Stored entries
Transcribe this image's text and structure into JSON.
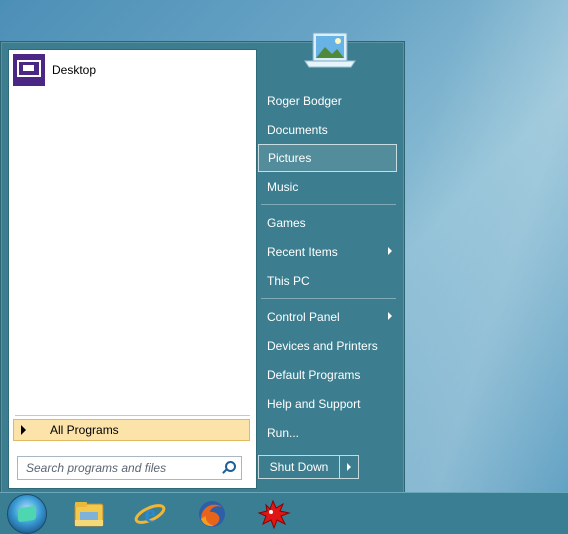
{
  "start_menu": {
    "pinned": [
      {
        "label": "Desktop",
        "icon": "desktop-icon"
      }
    ],
    "all_programs_label": "All Programs",
    "search_placeholder": "Search programs and files",
    "right_items": [
      {
        "label": "Roger Bodger"
      },
      {
        "label": "Documents"
      },
      {
        "label": "Pictures",
        "highlighted": true
      },
      {
        "label": "Music"
      },
      {
        "label": "Games"
      },
      {
        "label": "Recent Items",
        "submenu": true
      },
      {
        "label": "This PC"
      },
      {
        "label": "Control Panel",
        "submenu": true
      },
      {
        "label": "Devices and Printers"
      },
      {
        "label": "Default Programs"
      },
      {
        "label": "Help and Support"
      },
      {
        "label": "Run..."
      }
    ],
    "shutdown_label": "Shut Down"
  },
  "taskbar": {
    "items": [
      {
        "icon": "start-orb-icon"
      },
      {
        "icon": "file-explorer-icon"
      },
      {
        "icon": "internet-explorer-icon"
      },
      {
        "icon": "firefox-icon"
      },
      {
        "icon": "red-splat-app-icon"
      }
    ]
  },
  "colors": {
    "menu_background": "#3c7e8f",
    "all_programs_highlight": "#fbe3a9",
    "taskbar": "#3a7e94"
  }
}
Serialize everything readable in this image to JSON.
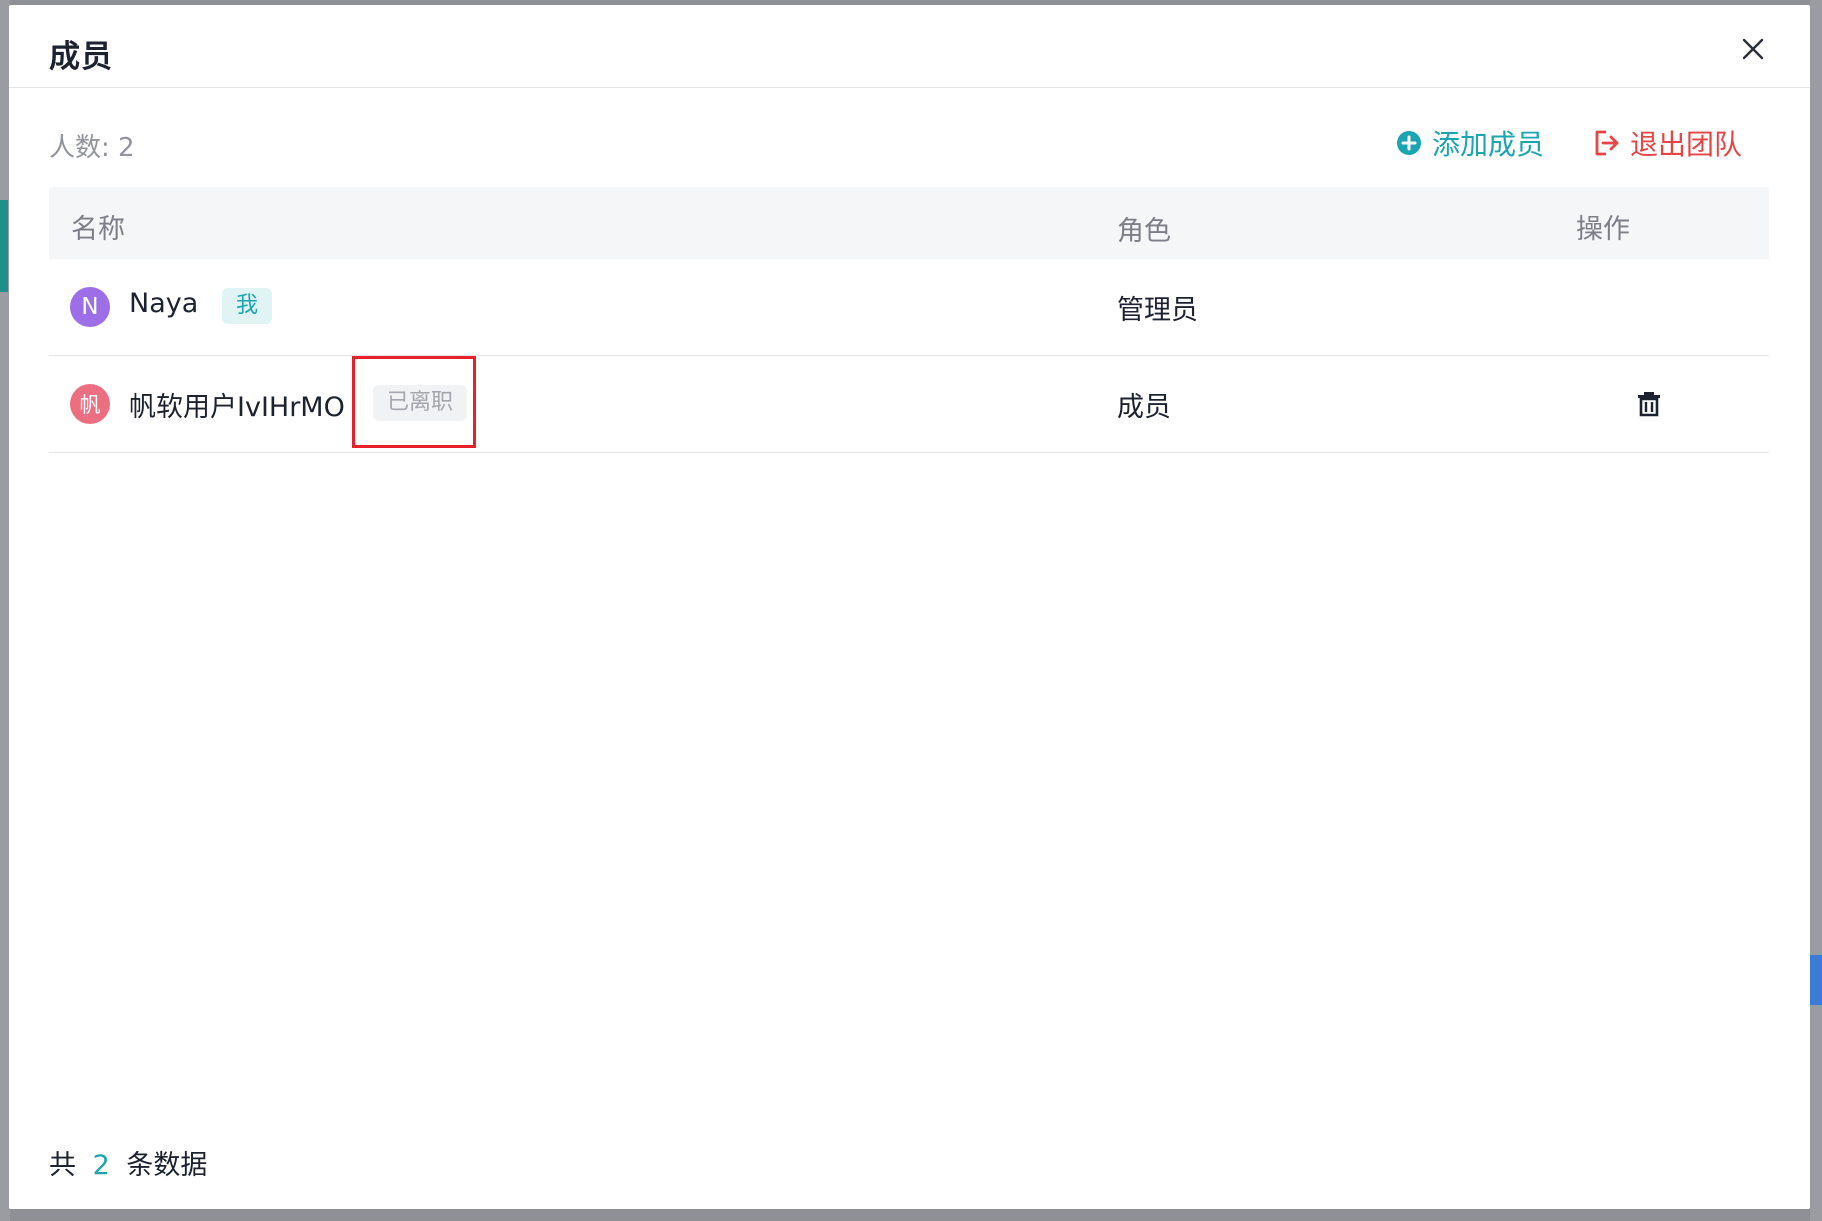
{
  "modal": {
    "title": "成员",
    "close_icon": "close-icon"
  },
  "toolbar": {
    "count_label": "人数: 2",
    "add_member_label": "添加成员",
    "add_member_icon": "plus-circle-icon",
    "exit_team_label": "退出团队",
    "exit_team_icon": "logout-icon"
  },
  "table": {
    "columns": [
      "名称",
      "角色",
      "操作"
    ],
    "rows": [
      {
        "avatar_text": "N",
        "avatar_color": "#9c6ee8",
        "name": "Naya",
        "tag": "我",
        "role": "管理员",
        "actions": []
      },
      {
        "avatar_text": "帆",
        "avatar_color": "#ec6f81",
        "name": "帆软用户IvIHrMO",
        "tag": "已离职",
        "role": "成员",
        "actions": [
          "trash-icon"
        ]
      }
    ]
  },
  "footer": {
    "prefix": "共",
    "total": "2",
    "suffix": "条数据"
  },
  "colors": {
    "accent": "#1aa5b1",
    "danger": "#e64545",
    "highlight": "#e8202a"
  }
}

[INSTRUCTIONS FOR THE TASK]
Go through the listing above and return every line where the word "explorer" occurs.

[EXERCISE RESULT]
        "icon": "file-explorer-icon"
        "icon": "internet-explorer-icon"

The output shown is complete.